• [Dataset content]
----

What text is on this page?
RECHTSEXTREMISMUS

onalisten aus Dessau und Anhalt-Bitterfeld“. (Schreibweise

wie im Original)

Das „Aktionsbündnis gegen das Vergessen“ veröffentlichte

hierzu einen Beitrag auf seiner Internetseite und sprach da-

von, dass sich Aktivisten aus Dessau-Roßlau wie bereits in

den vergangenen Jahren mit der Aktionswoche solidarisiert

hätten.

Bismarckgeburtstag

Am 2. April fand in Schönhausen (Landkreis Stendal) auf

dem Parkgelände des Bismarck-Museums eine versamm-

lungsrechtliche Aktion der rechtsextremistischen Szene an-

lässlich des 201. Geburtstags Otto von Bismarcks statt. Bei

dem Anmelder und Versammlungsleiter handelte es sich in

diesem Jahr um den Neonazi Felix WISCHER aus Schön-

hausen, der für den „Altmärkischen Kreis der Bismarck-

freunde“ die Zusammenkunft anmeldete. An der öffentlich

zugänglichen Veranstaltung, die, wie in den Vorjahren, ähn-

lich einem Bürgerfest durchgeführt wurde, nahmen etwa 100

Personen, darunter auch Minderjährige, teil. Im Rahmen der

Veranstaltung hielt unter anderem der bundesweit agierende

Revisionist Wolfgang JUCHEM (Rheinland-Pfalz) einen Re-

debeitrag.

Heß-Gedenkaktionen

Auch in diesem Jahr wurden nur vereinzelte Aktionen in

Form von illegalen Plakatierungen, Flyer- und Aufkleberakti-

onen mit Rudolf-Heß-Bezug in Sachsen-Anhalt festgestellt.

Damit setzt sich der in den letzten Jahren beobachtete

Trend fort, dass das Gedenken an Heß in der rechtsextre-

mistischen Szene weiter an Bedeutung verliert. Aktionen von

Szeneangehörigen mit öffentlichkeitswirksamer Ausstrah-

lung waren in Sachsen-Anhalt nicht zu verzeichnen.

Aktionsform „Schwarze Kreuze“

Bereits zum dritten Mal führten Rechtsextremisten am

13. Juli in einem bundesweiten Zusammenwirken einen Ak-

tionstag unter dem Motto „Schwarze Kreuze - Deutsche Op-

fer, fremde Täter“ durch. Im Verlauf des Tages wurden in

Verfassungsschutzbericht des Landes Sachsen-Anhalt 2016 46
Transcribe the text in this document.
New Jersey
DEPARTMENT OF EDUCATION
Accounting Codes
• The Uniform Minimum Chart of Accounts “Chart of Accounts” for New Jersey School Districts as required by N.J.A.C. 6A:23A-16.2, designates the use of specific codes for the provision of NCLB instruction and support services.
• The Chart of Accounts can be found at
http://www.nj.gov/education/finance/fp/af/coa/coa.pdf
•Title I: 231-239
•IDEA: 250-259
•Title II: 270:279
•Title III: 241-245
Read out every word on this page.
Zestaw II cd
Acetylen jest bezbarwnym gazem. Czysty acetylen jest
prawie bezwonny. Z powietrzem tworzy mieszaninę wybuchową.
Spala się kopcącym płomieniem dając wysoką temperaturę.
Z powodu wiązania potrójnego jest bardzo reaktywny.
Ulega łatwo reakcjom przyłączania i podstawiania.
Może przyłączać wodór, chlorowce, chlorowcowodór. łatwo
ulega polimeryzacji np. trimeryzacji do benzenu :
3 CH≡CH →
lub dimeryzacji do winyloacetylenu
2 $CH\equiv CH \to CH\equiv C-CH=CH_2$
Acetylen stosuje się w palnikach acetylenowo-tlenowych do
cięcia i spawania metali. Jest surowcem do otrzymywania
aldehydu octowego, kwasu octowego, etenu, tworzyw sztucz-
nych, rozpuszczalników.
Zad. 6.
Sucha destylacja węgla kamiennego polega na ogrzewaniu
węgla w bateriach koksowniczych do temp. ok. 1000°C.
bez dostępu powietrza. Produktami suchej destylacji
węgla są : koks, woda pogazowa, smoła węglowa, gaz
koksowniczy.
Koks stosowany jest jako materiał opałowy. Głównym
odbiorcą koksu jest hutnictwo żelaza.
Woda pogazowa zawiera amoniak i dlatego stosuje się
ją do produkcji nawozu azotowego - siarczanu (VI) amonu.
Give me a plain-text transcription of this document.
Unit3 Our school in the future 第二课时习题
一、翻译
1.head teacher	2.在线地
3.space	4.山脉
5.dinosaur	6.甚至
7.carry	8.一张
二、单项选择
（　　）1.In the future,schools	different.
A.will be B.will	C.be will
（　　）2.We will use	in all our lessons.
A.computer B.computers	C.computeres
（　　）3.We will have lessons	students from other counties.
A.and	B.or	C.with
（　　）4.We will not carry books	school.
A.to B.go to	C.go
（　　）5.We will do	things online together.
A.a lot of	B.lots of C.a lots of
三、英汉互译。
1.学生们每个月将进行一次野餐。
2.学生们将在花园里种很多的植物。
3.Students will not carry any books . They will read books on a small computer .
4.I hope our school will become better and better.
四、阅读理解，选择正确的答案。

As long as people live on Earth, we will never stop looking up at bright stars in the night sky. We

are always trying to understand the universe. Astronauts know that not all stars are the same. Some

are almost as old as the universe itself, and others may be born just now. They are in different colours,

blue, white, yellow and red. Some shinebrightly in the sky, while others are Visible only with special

----

• [Task details] Each line of the material that holds the string "sich" counts once; give the total alone.

• [Solution to this exercise] 3